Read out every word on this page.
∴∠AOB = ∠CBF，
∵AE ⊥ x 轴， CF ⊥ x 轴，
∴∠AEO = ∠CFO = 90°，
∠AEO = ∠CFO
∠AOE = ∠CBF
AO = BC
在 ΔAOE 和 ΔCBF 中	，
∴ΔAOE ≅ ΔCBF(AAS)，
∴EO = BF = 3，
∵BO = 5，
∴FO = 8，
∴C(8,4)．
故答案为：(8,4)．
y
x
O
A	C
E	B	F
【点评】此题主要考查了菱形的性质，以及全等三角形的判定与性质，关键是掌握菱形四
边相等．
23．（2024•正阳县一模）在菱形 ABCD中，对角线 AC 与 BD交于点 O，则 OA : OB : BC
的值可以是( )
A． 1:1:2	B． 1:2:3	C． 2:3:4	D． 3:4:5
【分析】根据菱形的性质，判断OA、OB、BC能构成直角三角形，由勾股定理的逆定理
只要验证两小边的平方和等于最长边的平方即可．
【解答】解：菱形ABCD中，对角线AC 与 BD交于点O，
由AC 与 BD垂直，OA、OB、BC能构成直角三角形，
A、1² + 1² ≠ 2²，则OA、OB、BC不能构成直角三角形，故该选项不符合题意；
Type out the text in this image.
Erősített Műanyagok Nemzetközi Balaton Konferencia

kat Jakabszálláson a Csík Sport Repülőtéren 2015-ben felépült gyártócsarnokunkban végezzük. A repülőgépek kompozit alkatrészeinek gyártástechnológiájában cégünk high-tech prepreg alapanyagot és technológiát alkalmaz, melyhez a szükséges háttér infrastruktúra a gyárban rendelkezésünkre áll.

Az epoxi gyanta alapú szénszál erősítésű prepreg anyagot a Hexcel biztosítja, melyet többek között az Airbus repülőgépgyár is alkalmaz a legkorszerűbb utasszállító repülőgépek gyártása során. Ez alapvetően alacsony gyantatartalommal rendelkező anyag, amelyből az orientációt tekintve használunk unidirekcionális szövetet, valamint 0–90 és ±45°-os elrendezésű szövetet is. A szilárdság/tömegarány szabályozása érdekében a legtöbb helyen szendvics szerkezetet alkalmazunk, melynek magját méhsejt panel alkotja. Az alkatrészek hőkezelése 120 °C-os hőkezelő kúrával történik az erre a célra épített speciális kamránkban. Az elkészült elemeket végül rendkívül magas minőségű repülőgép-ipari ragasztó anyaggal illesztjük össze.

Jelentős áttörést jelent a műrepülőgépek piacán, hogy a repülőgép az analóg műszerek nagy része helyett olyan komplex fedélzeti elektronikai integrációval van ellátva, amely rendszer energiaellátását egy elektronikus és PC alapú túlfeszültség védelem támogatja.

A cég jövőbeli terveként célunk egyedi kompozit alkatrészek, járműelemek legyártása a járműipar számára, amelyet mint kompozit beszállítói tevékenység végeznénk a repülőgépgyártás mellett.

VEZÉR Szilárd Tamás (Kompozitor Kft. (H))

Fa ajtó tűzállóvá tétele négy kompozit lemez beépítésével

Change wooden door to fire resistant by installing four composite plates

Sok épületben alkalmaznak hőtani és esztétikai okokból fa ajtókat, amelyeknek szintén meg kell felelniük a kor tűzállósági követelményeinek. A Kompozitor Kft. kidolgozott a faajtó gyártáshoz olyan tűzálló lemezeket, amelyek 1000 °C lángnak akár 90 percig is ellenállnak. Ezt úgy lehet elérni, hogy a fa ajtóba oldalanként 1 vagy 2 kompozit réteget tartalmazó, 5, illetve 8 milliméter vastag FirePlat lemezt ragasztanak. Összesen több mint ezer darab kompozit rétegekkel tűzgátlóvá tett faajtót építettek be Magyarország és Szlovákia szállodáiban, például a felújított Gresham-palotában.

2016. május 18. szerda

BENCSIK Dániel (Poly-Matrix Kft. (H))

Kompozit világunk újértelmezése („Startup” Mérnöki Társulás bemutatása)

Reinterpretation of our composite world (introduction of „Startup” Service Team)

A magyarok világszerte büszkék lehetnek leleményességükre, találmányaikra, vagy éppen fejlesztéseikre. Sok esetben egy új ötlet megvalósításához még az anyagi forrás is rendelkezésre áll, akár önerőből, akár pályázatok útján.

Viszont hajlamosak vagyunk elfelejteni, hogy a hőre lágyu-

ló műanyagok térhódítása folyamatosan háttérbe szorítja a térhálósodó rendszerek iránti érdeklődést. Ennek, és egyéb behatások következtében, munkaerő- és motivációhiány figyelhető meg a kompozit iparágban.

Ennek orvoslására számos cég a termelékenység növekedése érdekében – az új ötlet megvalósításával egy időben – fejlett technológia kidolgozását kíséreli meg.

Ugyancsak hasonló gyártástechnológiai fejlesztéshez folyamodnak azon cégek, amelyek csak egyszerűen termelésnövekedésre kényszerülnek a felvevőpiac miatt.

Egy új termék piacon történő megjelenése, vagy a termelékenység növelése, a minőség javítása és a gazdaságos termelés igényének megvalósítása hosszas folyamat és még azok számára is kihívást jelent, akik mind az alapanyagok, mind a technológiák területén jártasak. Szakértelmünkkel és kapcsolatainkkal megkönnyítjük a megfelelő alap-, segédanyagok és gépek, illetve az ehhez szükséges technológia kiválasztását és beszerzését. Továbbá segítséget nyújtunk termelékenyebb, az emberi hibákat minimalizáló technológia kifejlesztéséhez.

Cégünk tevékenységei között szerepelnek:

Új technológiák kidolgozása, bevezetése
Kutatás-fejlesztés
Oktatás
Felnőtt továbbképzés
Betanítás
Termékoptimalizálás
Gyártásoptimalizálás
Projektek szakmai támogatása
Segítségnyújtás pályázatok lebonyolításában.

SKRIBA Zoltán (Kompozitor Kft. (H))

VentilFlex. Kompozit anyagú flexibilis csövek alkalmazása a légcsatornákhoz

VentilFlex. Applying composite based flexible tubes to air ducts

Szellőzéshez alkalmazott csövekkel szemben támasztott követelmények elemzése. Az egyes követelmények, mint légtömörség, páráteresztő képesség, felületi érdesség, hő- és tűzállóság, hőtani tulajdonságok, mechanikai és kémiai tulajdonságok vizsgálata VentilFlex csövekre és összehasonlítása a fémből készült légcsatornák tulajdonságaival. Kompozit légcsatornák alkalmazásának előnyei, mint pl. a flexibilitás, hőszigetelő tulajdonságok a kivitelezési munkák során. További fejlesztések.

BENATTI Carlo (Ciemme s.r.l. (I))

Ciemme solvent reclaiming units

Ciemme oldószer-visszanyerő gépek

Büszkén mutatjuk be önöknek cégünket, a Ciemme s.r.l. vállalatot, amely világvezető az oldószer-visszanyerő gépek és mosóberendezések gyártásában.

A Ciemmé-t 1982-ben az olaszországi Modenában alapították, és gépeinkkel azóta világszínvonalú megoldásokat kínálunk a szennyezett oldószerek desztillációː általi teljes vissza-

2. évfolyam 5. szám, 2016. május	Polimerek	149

- - - -

Go through the material above and count the lines that contain "ötlet"; answer with the number alone.

• [Exercise response]: 2